• [PROBLEM]: Extract each line of the data below exactly as written.

----------------

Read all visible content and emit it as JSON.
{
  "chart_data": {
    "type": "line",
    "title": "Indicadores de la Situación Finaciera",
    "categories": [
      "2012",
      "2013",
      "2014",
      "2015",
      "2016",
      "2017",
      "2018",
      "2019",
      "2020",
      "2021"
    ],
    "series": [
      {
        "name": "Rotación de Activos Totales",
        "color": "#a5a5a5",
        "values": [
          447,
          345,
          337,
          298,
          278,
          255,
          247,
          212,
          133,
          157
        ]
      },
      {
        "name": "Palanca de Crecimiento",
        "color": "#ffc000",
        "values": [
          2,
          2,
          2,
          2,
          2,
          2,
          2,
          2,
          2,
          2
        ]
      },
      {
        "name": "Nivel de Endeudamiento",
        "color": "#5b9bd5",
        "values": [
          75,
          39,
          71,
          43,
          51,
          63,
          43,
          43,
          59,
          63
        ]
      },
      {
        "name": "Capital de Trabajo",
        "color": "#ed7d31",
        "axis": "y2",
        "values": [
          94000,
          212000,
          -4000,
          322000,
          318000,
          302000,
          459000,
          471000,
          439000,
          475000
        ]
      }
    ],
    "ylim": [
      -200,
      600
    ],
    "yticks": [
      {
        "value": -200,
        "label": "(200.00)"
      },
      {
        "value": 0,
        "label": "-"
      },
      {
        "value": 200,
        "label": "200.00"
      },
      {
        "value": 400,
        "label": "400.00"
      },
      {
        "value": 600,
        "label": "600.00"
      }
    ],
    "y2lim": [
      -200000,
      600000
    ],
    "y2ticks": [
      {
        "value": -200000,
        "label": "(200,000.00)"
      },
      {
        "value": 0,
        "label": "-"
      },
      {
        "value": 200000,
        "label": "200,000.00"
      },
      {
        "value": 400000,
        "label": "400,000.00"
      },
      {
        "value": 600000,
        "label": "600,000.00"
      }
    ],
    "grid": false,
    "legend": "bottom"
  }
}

----------------

• [SOLUTION TO THE EXERCISE]:
Read all visible content and emit it as JSON.
{
  "chart_data": {
    "type": "line",
    "title": "Indicadores de la Situación Finaciera",
    "categories": [
      "2012",
      "2013",
      "2014",
      "2015",
      "2016",
      "2017",
      "2018",
      "2019",
      "2020",
      "2021"
    ],
    "series": [
      {
        "name": "Rotación de Activos Totales",
        "color": "#a5a5a5",
        "values": [
          447,
          345,
          337,
          298,
          278,
          255,
          247,
          212,
          133,
          157
        ]
      },
      {
        "name": "Palanca de Crecimiento",
        "color": "#ffc000",
        "values": [
          2,
          2,
          2,
          2,
          2,
          2,
          2,
          2,
          2,
          2
        ]
      },
      {
        "name": "Nivel de Endeudamiento",
        "color": "#5b9bd5",
        "values": [
          75,
          39,
          71,
          43,
          51,
          63,
          43,
          43,
          59,
          63
        ]
      },
      {
        "name": "Capital de Trabajo",
        "color": "#ed7d31",
        "axis": "y2",
        "values": [
          94000,
          212000,
          -4000,
          322000,
          318000,
          302000,
          459000,
          471000,
          439000,
          475000
        ]
      }
    ],
    "ylim": [
      -200,
      600
    ],
    "yticks": [
      {
        "value": -200,
        "label": "(200.00)"
      },
      {
        "value": 0,
        "label": "-"
      },
      {
        "value": 200,
        "label": "200.00"
      },
      {
        "value": 400,
        "label": "400.00"
      },
      {
        "value": 600,
        "label": "600.00"
      }
    ],
    "y2lim": [
      -200000,
      600000
    ],
    "y2ticks": [
      {
        "value": -200000,
        "label": "(200,000.00)"
      },
      {
        "value": 0,
        "label": "-"
      },
      {
        "value": 200000,
        "label": "200,000.00"
      },
      {
        "value": 400000,
        "label": "400,000.00"
      },
      {
        "value": 600000,
        "label": "600,000.00"
      }
    ],
    "grid": false,
    "legend": "bottom"
  }
}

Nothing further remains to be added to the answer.